■ Estratto della pagina:

Ed ancora troviamo personaggi come Patrizia che esprime la sua tenerezza per un capodoglio cui fa un’ultima carezza nel momento dell’agonia; come Carmelo che svolge la sua professione di “guardiano del faro” con le credenziali di “figlio d’arte” o come Viviana, laureata in psicologia, che affronta il suo difficile lavoro tra i malati di un centro oncologico: insomma tutti personaggi attorno ai quali le sequenze narrative fanno rivivere passioni e sentimenti, gioie e tristezze, sogni e illusioni, delusioni e speranze, bisogni e amori.
Sembra che la Cecere dia ai suoi racconti un significato “karassico”, (karasso in greco significa “incido”): in “Istantanee di vita” c’è infatti l’incisione di un “disagio dell’esistenza”, di un tempo ove si scontrano storia e memoria, bene e male, bellezza e cattiveria, pianto e sorriso ; c’è l’incisione di accadimenti che l’autrice riannoda attraverso i filmati della memoria come in una sorta di “diario minimo con riverberi autobiografici”.
Non mancano anche, nel volume, affacci ai luoghi della terra pugliese della scrittrice, dentro i quali, ricorrendo alla forza evocativa e realistica del racconto, accompagna per mano il lettore lungo le vie contorte delle credenze, delle relazioni sociali dei linguaggi della comunicazione, degli affetti, del sospetto, della curiosità, della diffidenza, del sogno, non isolandole dal loro contesto e recuperandole, invece, nella loro attualità e dimensione semantica.
I racconti , insomma, ci immergono in una ambientazione in cui si respira un’ atmosfera fatta di dialoghi, arguzie, ammiccamenti e accadimenti di vita quotidiana vissuta ora drammatici ora divertenti. La scelta dei personaggi non presenta forzature o coloriture, ma si staglia, in modo naturale, nel tessuto narrativo dei racconti, puntando su fatti reali che interpretano ciò che la fantasia letteraria dell’Autrice riesce ad organizzare per offrire ai lettori messaggi e spunti di riflessione. La prosa di Ester Cecere, per concludere, è nel contempo racconto e documento. Il linguaggio è colloquiale , lessicalmente usuale e di impatto immediato; è confidenziale e quasi parlato, ma contiene sotto traccia tante dimensioni metanarrative che fanno riflettere sulla sofferenza, sull’amore, sul sogno, sull’attesa, sulla fragilità dei sentimenti, sul bisogno della condivisione, sul senso della solitudine, sulla rassegnazione, sul cinismo, sull’affarismo, sull’ipocrisia, sulla delusione, sul sorriso, sulla speranza.

■ Estratti dal materiale:
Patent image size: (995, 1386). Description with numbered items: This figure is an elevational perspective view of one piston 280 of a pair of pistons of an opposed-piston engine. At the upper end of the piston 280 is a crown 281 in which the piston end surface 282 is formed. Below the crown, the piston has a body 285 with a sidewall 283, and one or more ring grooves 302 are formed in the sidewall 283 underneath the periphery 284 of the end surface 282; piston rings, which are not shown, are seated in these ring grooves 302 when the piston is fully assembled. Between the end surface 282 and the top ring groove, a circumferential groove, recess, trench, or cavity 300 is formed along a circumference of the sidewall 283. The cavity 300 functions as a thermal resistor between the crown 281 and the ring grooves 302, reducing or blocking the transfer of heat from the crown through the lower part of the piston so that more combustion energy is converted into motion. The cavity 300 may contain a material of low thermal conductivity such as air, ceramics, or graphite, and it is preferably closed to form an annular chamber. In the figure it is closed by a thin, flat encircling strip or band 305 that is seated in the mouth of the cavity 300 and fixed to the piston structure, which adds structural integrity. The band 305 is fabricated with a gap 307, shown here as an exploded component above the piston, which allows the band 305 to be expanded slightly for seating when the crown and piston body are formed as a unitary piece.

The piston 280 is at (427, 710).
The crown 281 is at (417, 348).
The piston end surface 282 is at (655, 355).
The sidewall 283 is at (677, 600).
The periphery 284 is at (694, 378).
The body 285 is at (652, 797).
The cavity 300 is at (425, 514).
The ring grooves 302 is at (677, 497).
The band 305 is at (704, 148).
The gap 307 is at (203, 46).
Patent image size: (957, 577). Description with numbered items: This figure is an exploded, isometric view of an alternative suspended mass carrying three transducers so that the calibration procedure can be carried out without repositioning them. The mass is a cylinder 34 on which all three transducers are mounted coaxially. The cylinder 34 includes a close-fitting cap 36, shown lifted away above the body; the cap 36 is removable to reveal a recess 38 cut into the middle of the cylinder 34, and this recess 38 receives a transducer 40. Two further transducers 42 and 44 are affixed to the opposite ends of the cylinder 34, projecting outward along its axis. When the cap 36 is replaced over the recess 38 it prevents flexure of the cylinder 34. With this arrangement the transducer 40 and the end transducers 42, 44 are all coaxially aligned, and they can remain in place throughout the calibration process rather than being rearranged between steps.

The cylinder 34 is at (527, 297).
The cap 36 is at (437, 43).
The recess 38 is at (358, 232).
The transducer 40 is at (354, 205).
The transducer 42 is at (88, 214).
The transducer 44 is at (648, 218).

■ Problema:
Per favore, stabilisci se ciascuna delle affermazioni seguenti concorda con l'estratto su «Istantanee di vita». Per ognuna rispondi sì o no e cita tra virgolette le parole decisive dell'estratto.
1. Viviana è laureata in psicologia e lavora tra i malati di un centro oncologico.
2. Il linguaggio di Ester Cecere è ricercato e lessicalmente insolito.
3. Patrizia fa un'ultima carezza a un delfino in agonia.

■ Risposta al compito:
1. Sì: "Viviana, laureata in psicologia, che affronta il suo difficile lavoro tra i malati di un centro oncologico"
2. No: "Il linguaggio è colloquiale , lessicalmente usuale e di impatto immediato"
3. No: "Patrizia che esprime la sua tenerezza per un capodoglio cui fa un’ultima carezza nel momento dell’agonia"